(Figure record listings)
--- Start ---
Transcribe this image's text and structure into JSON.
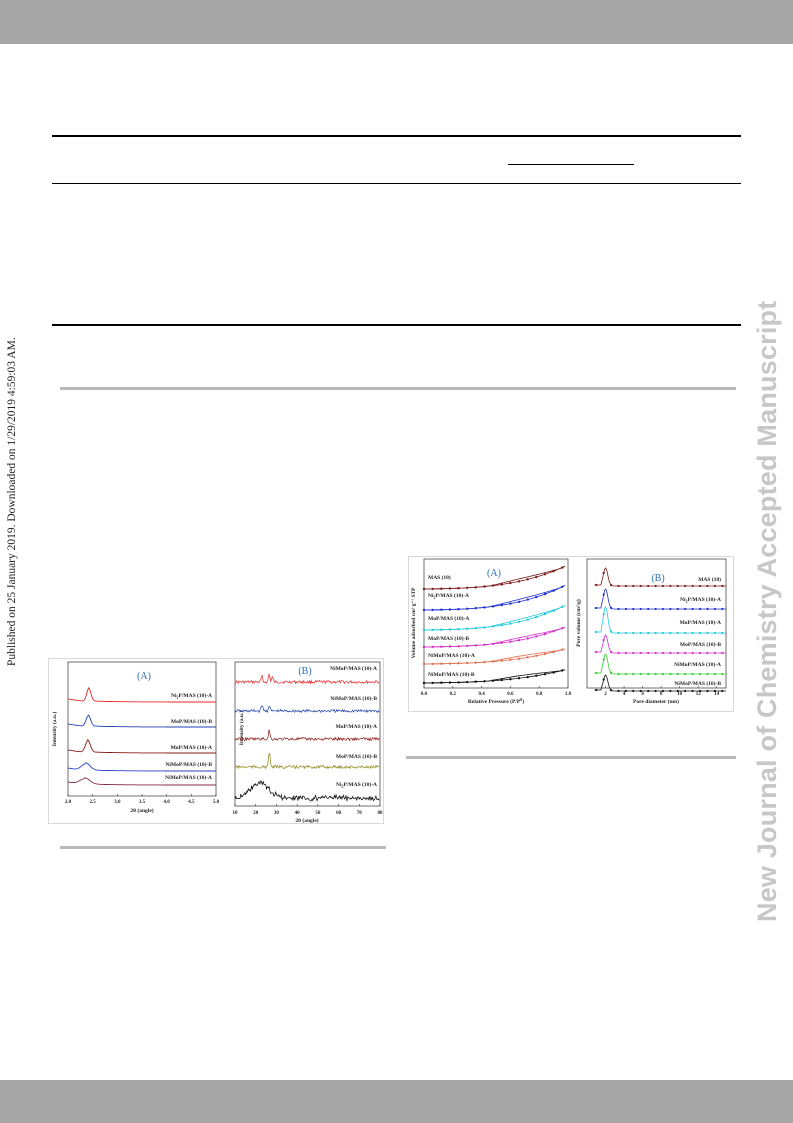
{
  "page": {
    "published_note": "Published on 25 January 2019. Downloaded on 1/29/2019 4:59:03 AM.",
    "watermark": "New Journal of Chemistry Accepted Manuscript",
    "colors": {
      "header_band": "#a6a6a6",
      "watermark": "#c7c7c7"
    }
  },
  "xrd_figure": {
    "panel_a": {
      "label": "(A)",
      "xlabel": "2θ (angle)",
      "ylabel": "Intensity (a.u.)",
      "xticks": [
        "2.0",
        "2.5",
        "3.0",
        "3.5",
        "4.0",
        "4.5",
        "5.0"
      ],
      "series": [
        {
          "name": "Ni2P/MAS (10)-A",
          "label_main": "Ni",
          "label_sub": "2",
          "label_rest": "P/MAS (10)-A",
          "color": "#e8262a"
        },
        {
          "name": "MoP/MAS (10)-B",
          "label_main": "MoP/MAS (10)-B",
          "label_sub": "",
          "label_rest": "",
          "color": "#1f3fb0"
        },
        {
          "name": "MoP/MAS (10)-A",
          "label_main": "MoP/MAS (10)-A",
          "label_sub": "",
          "label_rest": "",
          "color": "#8c1a12"
        },
        {
          "name": "NiMoP/MAS (10)-B",
          "label_main": "NiMoP/MAS (10)-B",
          "label_sub": "",
          "label_rest": "",
          "color": "#2740c8"
        },
        {
          "name": "NiMoP/MAS (10)-A",
          "label_main": "NiMoP/MAS (10)-A",
          "label_sub": "",
          "label_rest": "",
          "color": "#8a2a44"
        }
      ]
    },
    "panel_b": {
      "label": "(B)",
      "xlabel": "2θ (angle)",
      "ylabel": "Intensity (a.u.)",
      "xticks": [
        "10",
        "20",
        "30",
        "40",
        "50",
        "60",
        "70",
        "80"
      ],
      "series": [
        {
          "name": "NiMoP/MAS (10)-A",
          "label_main": "NiMoP/MAS (10)-A",
          "label_sub": "",
          "label_rest": "",
          "color": "#e8262a"
        },
        {
          "name": "NiMoP/MAS (10)-B",
          "label_main": "NiMoP/MAS (10)-B",
          "label_sub": "",
          "label_rest": "",
          "color": "#1f3fb0"
        },
        {
          "name": "MoP/MAS (10)-A",
          "label_main": "MoP/MAS (10)-A",
          "label_sub": "",
          "label_rest": "",
          "color": "#8c1a12"
        },
        {
          "name": "MoP/MAS (10)-B",
          "label_main": "MoP/MAS (10)-B",
          "label_sub": "",
          "label_rest": "",
          "color": "#8a8a1a"
        },
        {
          "name": "Ni2P/MAS (10)-A",
          "label_main": "Ni",
          "label_sub": "2",
          "label_rest": "P/MAS (10)-A",
          "color": "#000000"
        }
      ]
    }
  },
  "bet_figure": {
    "panel_a": {
      "label": "(A)",
      "xlabel_main": "Relative Pressure (P/P",
      "xlabel_sup": "0",
      "xlabel_end": ")",
      "ylabel": "Volume adsorbed cm³ g⁻¹ STP",
      "xticks": [
        "0.0",
        "0.2",
        "0.4",
        "0.6",
        "0.8",
        "1.0"
      ],
      "series": [
        {
          "name": "MAS (10)",
          "label_main": "MAS (10)",
          "label_sub": "",
          "label_rest": "",
          "color": "#7a1a16"
        },
        {
          "name": "Ni2P/MAS (10)-A",
          "label_main": "Ni",
          "label_sub": "2",
          "label_rest": "P/MAS (10)-A",
          "color": "#1f2fd0"
        },
        {
          "name": "MoP/MAS (10)-A",
          "label_main": "MoP/MAS (10)-A",
          "label_sub": "",
          "label_rest": "",
          "color": "#22c8d8"
        },
        {
          "name": "MoP/MAS (10)-B",
          "label_main": "MoP/MAS (10)-B",
          "label_sub": "",
          "label_rest": "",
          "color": "#d230c8"
        },
        {
          "name": "NiMoP/MAS (10)-A",
          "label_main": "NiMoP/MAS (10)-A",
          "label_sub": "",
          "label_rest": "",
          "color": "#e07050"
        },
        {
          "name": "NiMoP/MAS (10)-B",
          "label_main": "NiMoP/MAS (10)-B",
          "label_sub": "",
          "label_rest": "",
          "color": "#111111"
        }
      ]
    },
    "panel_b": {
      "label": "(B)",
      "xlabel": "Pore diameter (nm)",
      "ylabel": "Pore volume (cm³/g)",
      "xticks": [
        "2",
        "4",
        "6",
        "8",
        "10",
        "12",
        "14"
      ],
      "series": [
        {
          "name": "MAS (10)",
          "label_main": "MAS (10)",
          "label_sub": "",
          "label_rest": "",
          "color": "#7a1a16"
        },
        {
          "name": "Ni2P/MAS (10)-A",
          "label_main": "Ni",
          "label_sub": "2",
          "label_rest": "P/MAS (10)-A",
          "color": "#1f2fd0"
        },
        {
          "name": "MoP/MAS (10)-A",
          "label_main": "MoP/MAS (10)-A",
          "label_sub": "",
          "label_rest": "",
          "color": "#22c8d8"
        },
        {
          "name": "MoP/MAS (10)-B",
          "label_main": "MoP/MAS (10)-B",
          "label_sub": "",
          "label_rest": "",
          "color": "#d230c8"
        },
        {
          "name": "NiMoP/MAS (10)-A",
          "label_main": "NiMoP/MAS (10)-A",
          "label_sub": "",
          "label_rest": "",
          "color": "#33cc33"
        },
        {
          "name": "NiMoP/MAS (10)-B",
          "label_main": "NiMoP/MAS (10)-B",
          "label_sub": "",
          "label_rest": "",
          "color": "#111111"
        }
      ]
    }
  },
  "chart_data": [
    {
      "type": "line",
      "title": "(A)",
      "xlabel": "2θ (angle)",
      "ylabel": "Intensity (a.u.)",
      "xlim": [
        2.0,
        5.0
      ],
      "x_peak": 2.4,
      "series": [
        {
          "name": "Ni2P/MAS (10)-A",
          "peak_x": 2.42
        },
        {
          "name": "MoP/MAS (10)-B",
          "peak_x": 2.41
        },
        {
          "name": "MoP/MAS (10)-A",
          "peak_x": 2.4
        },
        {
          "name": "NiMoP/MAS (10)-B",
          "peak_x": 2.36
        },
        {
          "name": "NiMoP/MAS (10)-A",
          "peak_x": 2.34
        }
      ]
    },
    {
      "type": "line",
      "title": "(B)",
      "xlabel": "2θ (angle)",
      "ylabel": "Intensity (a.u.)",
      "xlim": [
        10,
        80
      ],
      "series": [
        {
          "name": "NiMoP/MAS (10)-A",
          "peaks_x": [
            23,
            26.5,
            28
          ]
        },
        {
          "name": "NiMoP/MAS (10)-B",
          "peaks_x": [
            23,
            26.5
          ]
        },
        {
          "name": "MoP/MAS (10)-A",
          "peaks_x": [
            26.5
          ]
        },
        {
          "name": "MoP/MAS (10)-B",
          "peaks_x": [
            26.6
          ]
        },
        {
          "name": "Ni2P/MAS (10)-A",
          "broad_hump_center_x": 22
        }
      ]
    },
    {
      "type": "line",
      "title": "(A)",
      "xlabel": "Relative Pressure (P/P0)",
      "ylabel": "Volume adsorbed cm3 g-1 STP",
      "xlim": [
        0.0,
        1.0
      ],
      "series": [
        {
          "name": "MAS (10)"
        },
        {
          "name": "Ni2P/MAS (10)-A"
        },
        {
          "name": "MoP/MAS (10)-A"
        },
        {
          "name": "MoP/MAS (10)-B"
        },
        {
          "name": "NiMoP/MAS (10)-A"
        },
        {
          "name": "NiMoP/MAS (10)-B"
        }
      ]
    },
    {
      "type": "line",
      "title": "(B)",
      "xlabel": "Pore diameter (nm)",
      "ylabel": "Pore volume (cm3/g)",
      "xlim": [
        0,
        15
      ],
      "series": [
        {
          "name": "MAS (10)",
          "peak_x": 2.0
        },
        {
          "name": "Ni2P/MAS (10)-A",
          "peak_x": 2.0
        },
        {
          "name": "MoP/MAS (10)-A",
          "peak_x": 2.0
        },
        {
          "name": "MoP/MAS (10)-B",
          "peak_x": 2.0
        },
        {
          "name": "NiMoP/MAS (10)-A",
          "peak_x": 2.0
        },
        {
          "name": "NiMoP/MAS (10)-B",
          "peak_x": 2.0
        }
      ]
    }
  ]
}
--- End ---
◆ WHAT NEEDS TO BE DONE: Out of the material above, gather each line where "watermark" appears.

◆ ANSWER TO THE PROBLEM:
    "watermark": "New Journal of Chemistry Accepted Manuscript",
      "watermark": "#c7c7c7"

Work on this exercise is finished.